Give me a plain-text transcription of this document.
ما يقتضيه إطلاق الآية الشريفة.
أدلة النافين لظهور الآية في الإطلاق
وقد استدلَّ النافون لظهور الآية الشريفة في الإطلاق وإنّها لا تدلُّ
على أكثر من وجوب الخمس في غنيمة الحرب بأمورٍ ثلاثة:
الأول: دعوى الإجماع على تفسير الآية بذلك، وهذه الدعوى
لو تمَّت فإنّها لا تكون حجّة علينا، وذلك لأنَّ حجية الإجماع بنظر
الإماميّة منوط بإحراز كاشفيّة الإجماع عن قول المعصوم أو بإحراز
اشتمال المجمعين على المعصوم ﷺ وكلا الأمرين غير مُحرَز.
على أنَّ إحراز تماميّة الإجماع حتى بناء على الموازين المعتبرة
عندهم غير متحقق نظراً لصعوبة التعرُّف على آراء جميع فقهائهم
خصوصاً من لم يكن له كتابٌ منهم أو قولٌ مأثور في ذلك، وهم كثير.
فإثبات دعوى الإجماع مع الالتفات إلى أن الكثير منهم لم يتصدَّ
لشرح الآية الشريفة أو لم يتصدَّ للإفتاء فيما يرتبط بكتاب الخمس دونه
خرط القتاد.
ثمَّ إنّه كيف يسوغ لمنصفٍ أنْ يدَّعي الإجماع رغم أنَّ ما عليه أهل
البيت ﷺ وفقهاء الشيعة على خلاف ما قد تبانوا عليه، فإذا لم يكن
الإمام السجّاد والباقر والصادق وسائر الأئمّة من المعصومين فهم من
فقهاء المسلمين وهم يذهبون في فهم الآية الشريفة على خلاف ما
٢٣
§ §
_Challenge_: Every line of the data above should be copied exactly.

_Task response_:
Give me a plain-text transcription of this document.
ما يقتضيه إطلاق الآية الشريفة.
أدلة النافين لظهور الآية في الإطلاق
وقد استدلَّ النافون لظهور الآية الشريفة في الإطلاق وإنّها لا تدلُّ
على أكثر من وجوب الخمس في غنيمة الحرب بأمورٍ ثلاثة:
الأول: دعوى الإجماع على تفسير الآية بذلك، وهذه الدعوى
لو تمَّت فإنّها لا تكون حجّة علينا، وذلك لأنَّ حجية الإجماع بنظر
الإماميّة منوط بإحراز كاشفيّة الإجماع عن قول المعصوم أو بإحراز
اشتمال المجمعين على المعصوم ﷺ وكلا الأمرين غير مُحرَز.
على أنَّ إحراز تماميّة الإجماع حتى بناء على الموازين المعتبرة
عندهم غير متحقق نظراً لصعوبة التعرُّف على آراء جميع فقهائهم
خصوصاً من لم يكن له كتابٌ منهم أو قولٌ مأثور في ذلك، وهم كثير.
فإثبات دعوى الإجماع مع الالتفات إلى أن الكثير منهم لم يتصدَّ
لشرح الآية الشريفة أو لم يتصدَّ للإفتاء فيما يرتبط بكتاب الخمس دونه
خرط القتاد.
ثمَّ إنّه كيف يسوغ لمنصفٍ أنْ يدَّعي الإجماع رغم أنَّ ما عليه أهل
البيت ﷺ وفقهاء الشيعة على خلاف ما قد تبانوا عليه، فإذا لم يكن
الإمام السجّاد والباقر والصادق وسائر الأئمّة من المعصومين فهم من
فقهاء المسلمين وهم يذهبون في فهم الآية الشريفة على خلاف ما
٢٣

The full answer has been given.